Go through the records and extract every line with the word "states".

— Start Input —

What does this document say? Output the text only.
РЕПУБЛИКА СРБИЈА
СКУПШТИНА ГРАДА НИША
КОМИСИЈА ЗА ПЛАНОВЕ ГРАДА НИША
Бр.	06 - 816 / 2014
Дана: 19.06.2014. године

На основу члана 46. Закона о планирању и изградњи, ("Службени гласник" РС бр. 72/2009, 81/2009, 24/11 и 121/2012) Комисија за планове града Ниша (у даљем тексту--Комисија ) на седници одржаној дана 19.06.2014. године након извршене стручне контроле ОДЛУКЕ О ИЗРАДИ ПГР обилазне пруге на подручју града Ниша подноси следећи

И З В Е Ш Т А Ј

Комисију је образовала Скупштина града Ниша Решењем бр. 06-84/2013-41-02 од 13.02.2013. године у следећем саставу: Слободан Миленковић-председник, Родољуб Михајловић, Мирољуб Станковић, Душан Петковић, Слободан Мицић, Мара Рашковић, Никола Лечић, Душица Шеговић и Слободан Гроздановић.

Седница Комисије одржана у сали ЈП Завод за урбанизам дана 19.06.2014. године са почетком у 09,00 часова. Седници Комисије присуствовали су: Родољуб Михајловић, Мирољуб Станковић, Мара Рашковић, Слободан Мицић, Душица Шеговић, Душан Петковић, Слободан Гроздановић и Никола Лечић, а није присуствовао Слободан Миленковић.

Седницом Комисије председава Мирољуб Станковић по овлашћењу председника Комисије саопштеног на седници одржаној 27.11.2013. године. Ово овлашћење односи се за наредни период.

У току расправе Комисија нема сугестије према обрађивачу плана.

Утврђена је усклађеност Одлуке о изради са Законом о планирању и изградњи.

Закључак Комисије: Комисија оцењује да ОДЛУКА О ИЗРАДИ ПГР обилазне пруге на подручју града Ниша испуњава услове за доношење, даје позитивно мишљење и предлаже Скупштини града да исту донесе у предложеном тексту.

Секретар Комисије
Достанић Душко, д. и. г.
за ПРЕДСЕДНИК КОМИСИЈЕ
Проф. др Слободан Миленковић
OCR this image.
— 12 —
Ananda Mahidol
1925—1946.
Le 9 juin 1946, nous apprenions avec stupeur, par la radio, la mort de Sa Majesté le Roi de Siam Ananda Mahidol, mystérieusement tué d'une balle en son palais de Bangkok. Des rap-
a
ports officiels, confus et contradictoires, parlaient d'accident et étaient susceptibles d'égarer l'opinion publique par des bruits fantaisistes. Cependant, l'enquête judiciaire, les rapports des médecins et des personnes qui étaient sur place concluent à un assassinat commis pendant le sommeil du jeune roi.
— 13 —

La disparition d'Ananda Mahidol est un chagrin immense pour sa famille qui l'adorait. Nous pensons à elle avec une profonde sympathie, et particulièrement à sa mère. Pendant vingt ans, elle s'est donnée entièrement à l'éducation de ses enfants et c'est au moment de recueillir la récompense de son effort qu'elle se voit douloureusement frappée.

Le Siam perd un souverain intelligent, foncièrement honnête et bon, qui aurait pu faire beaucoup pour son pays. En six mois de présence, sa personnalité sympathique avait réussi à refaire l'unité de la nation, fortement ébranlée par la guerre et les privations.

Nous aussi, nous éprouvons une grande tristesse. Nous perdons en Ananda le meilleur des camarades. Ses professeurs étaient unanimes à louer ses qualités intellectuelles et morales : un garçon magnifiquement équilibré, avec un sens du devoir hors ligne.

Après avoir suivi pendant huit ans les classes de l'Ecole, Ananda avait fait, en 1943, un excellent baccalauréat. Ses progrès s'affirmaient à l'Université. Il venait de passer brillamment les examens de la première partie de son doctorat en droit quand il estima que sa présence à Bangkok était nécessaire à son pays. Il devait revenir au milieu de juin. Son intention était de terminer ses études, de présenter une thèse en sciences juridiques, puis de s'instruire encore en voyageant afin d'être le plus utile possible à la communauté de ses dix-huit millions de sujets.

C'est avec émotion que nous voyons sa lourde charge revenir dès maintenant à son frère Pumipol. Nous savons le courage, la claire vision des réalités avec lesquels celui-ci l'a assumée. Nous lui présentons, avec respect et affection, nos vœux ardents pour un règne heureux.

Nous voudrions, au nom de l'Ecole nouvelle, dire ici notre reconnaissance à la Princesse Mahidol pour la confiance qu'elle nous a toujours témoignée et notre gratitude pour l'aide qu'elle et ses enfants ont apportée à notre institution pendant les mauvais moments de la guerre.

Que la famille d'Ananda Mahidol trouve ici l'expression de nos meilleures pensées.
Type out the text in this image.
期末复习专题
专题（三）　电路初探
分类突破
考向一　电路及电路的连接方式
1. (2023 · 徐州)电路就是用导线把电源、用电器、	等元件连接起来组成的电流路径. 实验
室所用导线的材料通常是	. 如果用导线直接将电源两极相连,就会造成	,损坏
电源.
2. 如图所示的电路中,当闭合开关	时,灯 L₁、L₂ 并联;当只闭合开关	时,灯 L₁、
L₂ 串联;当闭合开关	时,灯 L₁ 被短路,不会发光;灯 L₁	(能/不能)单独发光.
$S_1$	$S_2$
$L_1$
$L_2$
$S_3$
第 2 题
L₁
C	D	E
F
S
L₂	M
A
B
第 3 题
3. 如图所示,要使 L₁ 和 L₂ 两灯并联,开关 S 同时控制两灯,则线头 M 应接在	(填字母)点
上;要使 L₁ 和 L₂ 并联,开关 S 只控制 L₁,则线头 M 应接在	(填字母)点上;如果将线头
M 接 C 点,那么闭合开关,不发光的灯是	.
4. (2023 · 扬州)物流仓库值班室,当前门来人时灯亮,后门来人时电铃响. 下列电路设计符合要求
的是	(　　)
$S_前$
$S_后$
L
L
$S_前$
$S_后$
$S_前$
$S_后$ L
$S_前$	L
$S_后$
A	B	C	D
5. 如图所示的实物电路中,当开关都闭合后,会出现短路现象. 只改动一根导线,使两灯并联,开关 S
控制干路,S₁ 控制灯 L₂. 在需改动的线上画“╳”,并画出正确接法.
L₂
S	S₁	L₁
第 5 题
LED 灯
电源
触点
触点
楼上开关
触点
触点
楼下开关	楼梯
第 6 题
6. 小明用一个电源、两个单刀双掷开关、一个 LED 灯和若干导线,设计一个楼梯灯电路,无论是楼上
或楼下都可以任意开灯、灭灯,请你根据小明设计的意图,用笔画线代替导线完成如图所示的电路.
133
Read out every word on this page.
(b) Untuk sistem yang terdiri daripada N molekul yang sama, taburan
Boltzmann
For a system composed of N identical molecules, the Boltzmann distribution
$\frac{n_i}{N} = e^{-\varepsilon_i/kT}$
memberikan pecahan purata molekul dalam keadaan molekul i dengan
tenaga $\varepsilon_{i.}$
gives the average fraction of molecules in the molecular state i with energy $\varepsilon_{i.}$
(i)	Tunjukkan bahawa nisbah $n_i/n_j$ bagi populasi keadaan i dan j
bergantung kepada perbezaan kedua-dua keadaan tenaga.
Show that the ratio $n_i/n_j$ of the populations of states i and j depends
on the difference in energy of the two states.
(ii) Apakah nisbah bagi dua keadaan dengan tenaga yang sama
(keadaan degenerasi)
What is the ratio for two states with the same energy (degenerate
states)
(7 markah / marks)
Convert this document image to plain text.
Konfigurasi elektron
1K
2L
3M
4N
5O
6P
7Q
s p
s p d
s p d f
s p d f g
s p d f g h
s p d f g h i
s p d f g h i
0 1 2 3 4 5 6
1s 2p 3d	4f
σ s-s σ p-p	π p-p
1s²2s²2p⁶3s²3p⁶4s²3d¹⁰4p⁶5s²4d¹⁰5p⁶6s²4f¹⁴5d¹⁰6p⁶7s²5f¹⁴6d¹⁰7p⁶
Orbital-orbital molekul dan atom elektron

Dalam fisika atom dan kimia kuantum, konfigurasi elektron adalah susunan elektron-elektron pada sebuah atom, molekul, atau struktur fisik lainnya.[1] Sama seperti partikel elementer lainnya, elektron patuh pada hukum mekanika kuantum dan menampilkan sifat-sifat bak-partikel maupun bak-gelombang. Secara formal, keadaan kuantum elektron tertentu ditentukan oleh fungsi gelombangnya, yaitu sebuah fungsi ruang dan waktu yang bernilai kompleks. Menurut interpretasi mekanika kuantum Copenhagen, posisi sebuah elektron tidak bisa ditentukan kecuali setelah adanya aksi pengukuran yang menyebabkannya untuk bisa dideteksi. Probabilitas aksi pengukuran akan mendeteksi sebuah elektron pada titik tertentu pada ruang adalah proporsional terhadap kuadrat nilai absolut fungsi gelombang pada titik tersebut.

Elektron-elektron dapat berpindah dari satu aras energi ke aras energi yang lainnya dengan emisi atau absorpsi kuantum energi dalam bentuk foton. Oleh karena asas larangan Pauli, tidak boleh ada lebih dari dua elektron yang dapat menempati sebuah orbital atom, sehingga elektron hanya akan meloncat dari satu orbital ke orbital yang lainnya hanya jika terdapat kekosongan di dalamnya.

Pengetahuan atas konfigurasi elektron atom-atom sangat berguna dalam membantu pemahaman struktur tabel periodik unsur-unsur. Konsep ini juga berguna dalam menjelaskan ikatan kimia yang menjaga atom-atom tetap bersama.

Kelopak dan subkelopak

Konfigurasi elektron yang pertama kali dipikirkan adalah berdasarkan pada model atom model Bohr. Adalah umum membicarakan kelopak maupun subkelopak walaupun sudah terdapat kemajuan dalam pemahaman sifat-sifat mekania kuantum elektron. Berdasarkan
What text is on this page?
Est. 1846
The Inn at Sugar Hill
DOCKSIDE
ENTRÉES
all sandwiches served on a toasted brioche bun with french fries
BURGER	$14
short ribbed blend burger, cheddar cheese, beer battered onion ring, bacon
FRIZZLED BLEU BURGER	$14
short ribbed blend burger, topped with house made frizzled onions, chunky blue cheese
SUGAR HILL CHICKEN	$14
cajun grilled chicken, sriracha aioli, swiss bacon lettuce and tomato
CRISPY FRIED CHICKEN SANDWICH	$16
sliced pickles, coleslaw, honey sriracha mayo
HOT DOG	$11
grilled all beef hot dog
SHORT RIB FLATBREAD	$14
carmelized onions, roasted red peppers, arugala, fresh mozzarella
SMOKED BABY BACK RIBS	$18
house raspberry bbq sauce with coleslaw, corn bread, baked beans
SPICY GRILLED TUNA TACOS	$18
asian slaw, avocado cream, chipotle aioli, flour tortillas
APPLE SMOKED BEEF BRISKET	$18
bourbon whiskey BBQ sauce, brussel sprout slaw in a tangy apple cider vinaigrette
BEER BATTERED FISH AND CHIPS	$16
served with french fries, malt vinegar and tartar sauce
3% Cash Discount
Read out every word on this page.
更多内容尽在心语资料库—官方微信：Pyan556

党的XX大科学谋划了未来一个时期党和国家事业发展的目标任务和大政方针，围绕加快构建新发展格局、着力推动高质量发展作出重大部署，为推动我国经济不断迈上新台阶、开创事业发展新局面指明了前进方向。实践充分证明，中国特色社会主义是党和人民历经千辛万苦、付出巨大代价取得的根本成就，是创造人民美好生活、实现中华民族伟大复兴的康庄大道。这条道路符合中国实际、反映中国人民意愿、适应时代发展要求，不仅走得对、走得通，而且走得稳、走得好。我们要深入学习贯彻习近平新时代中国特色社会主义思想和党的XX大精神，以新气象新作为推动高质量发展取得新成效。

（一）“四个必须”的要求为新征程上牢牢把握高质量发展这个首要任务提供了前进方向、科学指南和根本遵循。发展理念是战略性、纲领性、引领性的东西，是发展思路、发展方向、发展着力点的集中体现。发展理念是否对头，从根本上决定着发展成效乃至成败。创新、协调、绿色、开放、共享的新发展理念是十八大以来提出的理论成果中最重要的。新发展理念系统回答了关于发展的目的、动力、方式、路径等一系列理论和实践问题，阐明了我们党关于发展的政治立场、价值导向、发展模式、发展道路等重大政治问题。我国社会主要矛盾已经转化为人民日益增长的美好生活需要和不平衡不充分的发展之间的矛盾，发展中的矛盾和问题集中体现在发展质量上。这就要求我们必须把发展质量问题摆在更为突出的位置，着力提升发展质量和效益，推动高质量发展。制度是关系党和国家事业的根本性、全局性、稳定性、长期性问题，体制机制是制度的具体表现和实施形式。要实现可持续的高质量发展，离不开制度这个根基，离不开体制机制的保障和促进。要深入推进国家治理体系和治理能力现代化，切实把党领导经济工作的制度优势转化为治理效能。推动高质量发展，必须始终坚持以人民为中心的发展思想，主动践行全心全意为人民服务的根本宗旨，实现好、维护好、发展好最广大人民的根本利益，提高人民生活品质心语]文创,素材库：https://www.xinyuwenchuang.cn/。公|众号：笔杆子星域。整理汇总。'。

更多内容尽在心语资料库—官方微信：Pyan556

— End Input —

## [Worked solution]
Show that the ratio $n_i/n_j$ of the populations of states i and j depends
on the difference in energy of the two states.
What is the ratio for two states with the same energy (degenerate
states)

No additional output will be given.